Start Data to process

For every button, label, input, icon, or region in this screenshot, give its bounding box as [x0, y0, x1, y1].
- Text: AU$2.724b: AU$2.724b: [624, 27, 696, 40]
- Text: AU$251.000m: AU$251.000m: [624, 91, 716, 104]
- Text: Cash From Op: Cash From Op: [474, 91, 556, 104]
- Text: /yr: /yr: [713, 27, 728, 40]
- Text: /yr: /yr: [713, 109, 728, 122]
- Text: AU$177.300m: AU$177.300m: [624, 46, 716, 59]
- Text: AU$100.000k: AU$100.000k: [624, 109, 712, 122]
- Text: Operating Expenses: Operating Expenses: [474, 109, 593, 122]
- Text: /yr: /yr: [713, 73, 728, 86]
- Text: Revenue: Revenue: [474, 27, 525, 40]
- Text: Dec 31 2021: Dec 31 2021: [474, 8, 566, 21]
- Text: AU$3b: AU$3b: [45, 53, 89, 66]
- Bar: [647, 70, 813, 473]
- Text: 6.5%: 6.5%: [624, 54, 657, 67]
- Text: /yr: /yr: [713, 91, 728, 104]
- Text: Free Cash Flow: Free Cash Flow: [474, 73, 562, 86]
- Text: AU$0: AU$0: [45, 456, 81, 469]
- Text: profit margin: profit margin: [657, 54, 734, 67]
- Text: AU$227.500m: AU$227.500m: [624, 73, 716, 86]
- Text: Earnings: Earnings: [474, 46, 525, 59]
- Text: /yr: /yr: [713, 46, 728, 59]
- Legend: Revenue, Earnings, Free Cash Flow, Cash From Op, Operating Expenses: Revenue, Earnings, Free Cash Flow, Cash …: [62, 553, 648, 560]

End Data to process

### Exercise details
Rewrite the data above as a numbered list, one line per item, and omit any blank lines.

### Correct response
1. For every button, label, input, icon, or region in this screenshot, give its bounding box as [x0, y0, x1, y1].
2. - Text: AU$2.724b: AU$2.724b: [624, 27, 696, 40]
3. - Text: AU$251.000m: AU$251.000m: [624, 91, 716, 104]
4. - Text: Cash From Op: Cash From Op: [474, 91, 556, 104]
5. - Text: /yr: /yr: [713, 27, 728, 40]
6. - Text: /yr: /yr: [713, 109, 728, 122]
7. - Text: AU$177.300m: AU$177.300m: [624, 46, 716, 59]
8. - Text: AU$100.000k: AU$100.000k: [624, 109, 712, 122]
9. - Text: Operating Expenses: Operating Expenses: [474, 109, 593, 122]
10. - Text: /yr: /yr: [713, 73, 728, 86]
11. - Text: Revenue: Revenue: [474, 27, 525, 40]
12. - Text: Dec 31 2021: Dec 31 2021: [474, 8, 566, 21]
13. - Text: AU$3b: AU$3b: [45, 53, 89, 66]
14. - Bar: [647, 70, 813, 473]
15. - Text: 6.5%: 6.5%: [624, 54, 657, 67]
16. - Text: /yr: /yr: [713, 91, 728, 104]
17. - Text: Free Cash Flow: Free Cash Flow: [474, 73, 562, 86]
18. - Text: AU$0: AU$0: [45, 456, 81, 469]
19. - Text: profit margin: profit margin: [657, 54, 734, 67]
20. - Text: AU$227.500m: AU$227.500m: [624, 73, 716, 86]
21. - Text: Earnings: Earnings: [474, 46, 525, 59]
22. - Text: /yr: /yr: [713, 46, 728, 59]
23. - Legend: Revenue, Earnings, Free Cash Flow, Cash From Op, Operating Expenses: Revenue, Earnings, Free Cash Flow, Cash …: [62, 553, 648, 560]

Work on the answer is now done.